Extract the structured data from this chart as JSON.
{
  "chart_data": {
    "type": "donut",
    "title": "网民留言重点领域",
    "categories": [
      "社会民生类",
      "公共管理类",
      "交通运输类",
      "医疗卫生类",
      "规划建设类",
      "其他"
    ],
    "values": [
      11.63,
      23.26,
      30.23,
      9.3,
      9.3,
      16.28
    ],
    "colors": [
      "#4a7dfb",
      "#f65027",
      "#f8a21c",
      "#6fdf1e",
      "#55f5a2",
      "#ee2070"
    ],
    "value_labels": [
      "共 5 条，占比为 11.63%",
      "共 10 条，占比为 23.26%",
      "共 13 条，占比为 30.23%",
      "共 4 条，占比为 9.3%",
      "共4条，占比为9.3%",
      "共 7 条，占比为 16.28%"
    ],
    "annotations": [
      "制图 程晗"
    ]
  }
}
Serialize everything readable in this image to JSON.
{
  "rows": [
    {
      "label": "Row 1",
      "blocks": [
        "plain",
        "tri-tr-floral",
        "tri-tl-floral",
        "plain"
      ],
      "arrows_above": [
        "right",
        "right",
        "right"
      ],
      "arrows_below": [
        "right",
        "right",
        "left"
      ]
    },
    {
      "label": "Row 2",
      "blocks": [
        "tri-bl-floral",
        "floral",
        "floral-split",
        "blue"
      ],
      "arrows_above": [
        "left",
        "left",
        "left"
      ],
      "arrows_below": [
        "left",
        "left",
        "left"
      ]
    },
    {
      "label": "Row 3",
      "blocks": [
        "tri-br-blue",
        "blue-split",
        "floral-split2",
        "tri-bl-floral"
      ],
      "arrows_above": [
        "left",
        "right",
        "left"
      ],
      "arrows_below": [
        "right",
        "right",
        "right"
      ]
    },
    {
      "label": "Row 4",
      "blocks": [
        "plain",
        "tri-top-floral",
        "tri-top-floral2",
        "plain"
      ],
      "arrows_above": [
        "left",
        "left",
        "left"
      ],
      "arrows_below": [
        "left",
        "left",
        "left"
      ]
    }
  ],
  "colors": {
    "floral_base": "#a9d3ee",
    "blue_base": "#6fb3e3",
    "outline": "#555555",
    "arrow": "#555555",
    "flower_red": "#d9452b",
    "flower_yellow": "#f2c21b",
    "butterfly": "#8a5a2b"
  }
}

---

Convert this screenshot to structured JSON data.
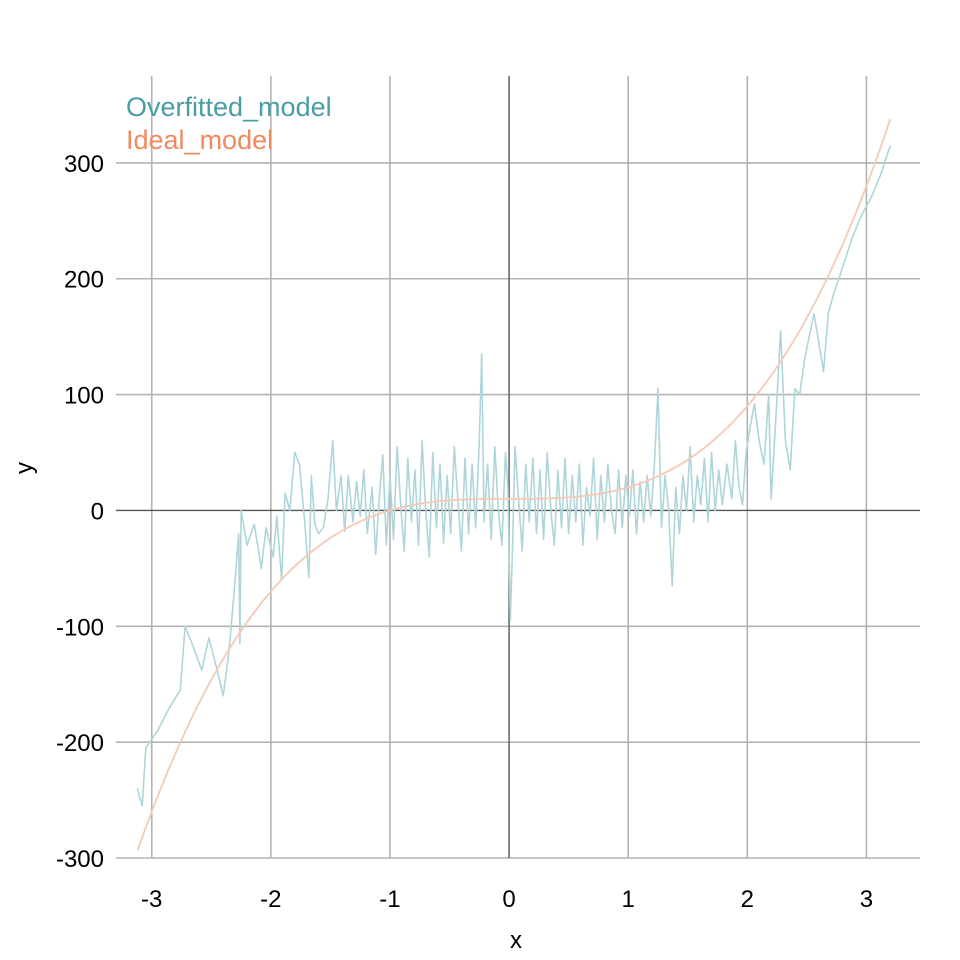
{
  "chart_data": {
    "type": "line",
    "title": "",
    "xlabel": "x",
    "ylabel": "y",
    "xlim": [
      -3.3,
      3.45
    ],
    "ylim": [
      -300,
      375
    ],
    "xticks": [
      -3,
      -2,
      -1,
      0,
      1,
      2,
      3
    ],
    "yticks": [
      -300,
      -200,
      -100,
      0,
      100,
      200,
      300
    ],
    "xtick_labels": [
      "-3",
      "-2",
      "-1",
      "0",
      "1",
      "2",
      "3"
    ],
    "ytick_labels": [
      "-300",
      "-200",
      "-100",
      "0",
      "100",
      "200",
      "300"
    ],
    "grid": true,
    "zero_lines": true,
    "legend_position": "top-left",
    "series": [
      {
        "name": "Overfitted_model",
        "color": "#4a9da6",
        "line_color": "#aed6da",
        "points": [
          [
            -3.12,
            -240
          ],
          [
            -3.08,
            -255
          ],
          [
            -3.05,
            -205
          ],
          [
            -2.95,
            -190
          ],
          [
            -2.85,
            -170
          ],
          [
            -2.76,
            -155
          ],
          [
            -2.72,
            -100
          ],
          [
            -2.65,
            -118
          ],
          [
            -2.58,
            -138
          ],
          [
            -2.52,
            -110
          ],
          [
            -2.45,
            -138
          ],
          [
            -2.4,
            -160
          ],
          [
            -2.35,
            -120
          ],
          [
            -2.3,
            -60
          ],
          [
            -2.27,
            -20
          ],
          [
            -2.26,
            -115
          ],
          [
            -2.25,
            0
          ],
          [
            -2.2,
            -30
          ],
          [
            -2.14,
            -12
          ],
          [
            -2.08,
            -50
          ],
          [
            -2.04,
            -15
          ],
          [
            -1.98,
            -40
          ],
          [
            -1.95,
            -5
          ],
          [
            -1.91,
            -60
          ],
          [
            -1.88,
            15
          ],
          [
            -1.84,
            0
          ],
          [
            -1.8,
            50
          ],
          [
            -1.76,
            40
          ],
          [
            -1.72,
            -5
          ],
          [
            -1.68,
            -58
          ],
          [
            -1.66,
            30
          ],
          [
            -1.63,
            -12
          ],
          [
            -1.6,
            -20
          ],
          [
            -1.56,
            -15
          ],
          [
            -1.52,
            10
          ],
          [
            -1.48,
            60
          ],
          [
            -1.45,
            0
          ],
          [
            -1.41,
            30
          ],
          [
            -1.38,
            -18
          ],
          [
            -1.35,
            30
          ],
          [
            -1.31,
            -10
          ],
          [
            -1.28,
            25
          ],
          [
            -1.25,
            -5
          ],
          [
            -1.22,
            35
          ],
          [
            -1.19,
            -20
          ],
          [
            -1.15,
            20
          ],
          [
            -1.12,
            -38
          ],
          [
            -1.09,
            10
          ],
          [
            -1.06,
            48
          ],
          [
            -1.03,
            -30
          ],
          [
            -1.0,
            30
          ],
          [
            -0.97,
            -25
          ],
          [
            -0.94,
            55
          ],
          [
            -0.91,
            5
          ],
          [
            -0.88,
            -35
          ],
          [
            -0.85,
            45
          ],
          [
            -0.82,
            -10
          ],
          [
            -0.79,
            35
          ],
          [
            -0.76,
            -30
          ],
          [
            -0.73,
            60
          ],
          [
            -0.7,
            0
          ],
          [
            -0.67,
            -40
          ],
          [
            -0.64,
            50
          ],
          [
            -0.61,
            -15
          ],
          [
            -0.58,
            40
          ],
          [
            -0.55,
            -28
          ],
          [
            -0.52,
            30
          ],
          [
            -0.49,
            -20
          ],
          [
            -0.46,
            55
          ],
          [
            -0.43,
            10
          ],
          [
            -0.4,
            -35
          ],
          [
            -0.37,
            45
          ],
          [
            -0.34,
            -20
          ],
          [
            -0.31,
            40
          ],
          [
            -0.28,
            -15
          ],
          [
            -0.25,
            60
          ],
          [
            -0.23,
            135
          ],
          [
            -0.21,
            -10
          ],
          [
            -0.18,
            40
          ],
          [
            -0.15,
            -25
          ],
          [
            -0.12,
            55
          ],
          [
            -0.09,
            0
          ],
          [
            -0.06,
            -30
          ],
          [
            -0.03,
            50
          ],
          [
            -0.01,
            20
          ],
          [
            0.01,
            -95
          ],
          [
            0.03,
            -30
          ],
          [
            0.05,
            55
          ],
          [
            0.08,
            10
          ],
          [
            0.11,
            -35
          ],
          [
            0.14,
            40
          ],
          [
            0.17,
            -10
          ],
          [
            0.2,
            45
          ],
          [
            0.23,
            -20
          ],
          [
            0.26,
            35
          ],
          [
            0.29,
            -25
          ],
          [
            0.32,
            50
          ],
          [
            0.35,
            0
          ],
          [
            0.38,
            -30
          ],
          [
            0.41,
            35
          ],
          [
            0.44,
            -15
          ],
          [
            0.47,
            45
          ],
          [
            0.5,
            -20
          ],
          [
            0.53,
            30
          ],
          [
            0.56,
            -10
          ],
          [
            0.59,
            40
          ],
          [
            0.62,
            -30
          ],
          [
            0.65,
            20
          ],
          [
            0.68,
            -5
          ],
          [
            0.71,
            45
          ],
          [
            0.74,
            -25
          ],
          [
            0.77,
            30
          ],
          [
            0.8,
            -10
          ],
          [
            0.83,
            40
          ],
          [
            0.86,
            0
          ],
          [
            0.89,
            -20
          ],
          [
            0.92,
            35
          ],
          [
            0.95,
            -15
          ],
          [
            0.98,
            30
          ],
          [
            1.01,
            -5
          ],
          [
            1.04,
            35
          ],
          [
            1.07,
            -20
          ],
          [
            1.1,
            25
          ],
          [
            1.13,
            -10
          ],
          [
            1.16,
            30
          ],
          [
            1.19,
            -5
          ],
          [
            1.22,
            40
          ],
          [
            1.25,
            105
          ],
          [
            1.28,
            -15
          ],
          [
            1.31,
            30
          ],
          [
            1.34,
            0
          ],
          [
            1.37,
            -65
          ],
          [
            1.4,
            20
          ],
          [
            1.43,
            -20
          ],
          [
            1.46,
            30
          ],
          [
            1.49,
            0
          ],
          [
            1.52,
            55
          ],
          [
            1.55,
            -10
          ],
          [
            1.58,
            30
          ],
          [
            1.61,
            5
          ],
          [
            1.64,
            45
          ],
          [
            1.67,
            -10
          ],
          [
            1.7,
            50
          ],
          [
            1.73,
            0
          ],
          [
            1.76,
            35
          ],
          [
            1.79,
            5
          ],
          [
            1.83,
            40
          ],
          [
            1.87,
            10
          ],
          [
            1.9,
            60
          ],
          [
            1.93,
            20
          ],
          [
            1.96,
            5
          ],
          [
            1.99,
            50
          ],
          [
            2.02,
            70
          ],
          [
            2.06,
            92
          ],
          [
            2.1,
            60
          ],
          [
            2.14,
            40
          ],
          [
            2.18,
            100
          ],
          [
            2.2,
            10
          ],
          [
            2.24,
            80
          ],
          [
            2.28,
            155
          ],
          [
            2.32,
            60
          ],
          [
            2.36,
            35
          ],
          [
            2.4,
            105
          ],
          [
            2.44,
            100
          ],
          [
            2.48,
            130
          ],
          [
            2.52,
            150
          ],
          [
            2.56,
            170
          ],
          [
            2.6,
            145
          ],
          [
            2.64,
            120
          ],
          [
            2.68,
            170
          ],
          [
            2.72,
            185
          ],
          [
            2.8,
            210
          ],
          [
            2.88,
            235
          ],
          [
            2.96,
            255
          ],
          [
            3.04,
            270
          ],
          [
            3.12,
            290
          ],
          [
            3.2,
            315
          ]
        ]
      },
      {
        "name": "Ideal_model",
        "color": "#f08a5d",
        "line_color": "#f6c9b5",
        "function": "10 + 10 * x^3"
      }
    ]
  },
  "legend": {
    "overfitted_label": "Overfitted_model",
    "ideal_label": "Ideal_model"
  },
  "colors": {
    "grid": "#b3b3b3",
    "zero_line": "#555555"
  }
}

* * *

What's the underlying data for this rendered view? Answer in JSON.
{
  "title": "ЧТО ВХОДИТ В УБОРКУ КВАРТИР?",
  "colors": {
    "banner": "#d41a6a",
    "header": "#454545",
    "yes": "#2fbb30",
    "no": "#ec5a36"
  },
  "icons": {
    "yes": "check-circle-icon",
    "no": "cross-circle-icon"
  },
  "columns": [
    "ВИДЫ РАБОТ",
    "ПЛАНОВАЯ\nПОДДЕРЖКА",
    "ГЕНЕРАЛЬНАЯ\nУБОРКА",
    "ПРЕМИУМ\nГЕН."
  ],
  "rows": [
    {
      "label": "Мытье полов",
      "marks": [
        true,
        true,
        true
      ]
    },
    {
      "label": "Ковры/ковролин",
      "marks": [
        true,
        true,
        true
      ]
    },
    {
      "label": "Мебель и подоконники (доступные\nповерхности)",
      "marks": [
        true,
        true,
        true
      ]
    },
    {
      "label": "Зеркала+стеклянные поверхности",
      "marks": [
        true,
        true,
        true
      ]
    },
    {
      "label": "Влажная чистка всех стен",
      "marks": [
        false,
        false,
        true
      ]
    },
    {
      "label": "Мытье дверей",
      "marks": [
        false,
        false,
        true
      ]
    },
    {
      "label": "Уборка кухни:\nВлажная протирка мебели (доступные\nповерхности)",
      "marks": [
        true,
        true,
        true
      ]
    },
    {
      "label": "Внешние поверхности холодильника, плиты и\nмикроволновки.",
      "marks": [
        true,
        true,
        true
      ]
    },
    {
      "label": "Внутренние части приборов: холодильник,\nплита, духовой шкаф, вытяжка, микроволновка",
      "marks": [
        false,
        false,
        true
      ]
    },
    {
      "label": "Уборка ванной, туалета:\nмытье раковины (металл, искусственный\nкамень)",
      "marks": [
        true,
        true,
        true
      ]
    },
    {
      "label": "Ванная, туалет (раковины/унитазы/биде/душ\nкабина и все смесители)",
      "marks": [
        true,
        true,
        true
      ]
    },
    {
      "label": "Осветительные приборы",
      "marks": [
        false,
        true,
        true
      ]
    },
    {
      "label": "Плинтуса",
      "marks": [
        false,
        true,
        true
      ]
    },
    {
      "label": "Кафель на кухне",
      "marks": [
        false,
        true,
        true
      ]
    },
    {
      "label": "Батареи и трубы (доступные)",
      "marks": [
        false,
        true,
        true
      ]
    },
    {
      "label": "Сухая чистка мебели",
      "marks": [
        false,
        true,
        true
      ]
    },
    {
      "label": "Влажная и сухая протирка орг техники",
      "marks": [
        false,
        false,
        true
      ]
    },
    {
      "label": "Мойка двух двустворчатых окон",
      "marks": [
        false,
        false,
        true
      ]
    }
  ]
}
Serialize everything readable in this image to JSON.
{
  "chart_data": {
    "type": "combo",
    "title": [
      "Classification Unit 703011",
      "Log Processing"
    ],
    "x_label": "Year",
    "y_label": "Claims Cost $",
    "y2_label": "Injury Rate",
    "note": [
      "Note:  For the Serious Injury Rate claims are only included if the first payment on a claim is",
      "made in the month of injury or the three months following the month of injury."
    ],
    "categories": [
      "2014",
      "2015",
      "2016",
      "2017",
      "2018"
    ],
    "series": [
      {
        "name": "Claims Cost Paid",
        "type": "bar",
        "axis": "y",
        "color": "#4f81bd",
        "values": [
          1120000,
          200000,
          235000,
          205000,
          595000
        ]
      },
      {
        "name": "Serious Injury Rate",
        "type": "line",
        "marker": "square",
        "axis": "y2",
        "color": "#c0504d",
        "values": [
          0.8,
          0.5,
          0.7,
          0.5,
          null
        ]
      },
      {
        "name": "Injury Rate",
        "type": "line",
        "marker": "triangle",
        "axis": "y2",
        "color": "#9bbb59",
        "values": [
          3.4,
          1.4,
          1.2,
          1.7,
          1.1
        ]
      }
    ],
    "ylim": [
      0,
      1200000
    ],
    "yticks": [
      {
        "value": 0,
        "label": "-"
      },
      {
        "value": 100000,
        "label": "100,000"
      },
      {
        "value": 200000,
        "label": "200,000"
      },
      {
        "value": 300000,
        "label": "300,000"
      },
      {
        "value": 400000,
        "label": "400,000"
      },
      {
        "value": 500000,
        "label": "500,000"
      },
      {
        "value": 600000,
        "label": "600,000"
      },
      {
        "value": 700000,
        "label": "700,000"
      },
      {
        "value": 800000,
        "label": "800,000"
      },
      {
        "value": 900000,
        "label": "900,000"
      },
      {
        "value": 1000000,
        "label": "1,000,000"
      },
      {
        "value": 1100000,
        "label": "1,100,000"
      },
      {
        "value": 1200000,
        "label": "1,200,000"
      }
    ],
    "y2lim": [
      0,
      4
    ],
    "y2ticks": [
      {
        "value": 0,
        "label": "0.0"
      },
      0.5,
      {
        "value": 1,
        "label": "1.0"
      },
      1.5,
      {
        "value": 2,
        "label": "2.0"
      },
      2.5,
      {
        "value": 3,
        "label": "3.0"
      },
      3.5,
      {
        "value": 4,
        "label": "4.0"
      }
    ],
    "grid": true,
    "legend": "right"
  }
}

GIVEN PROBLEM
Determine how many lines of the entries above carry the string "Serious", and give that number alone.

THE RESPONSE
2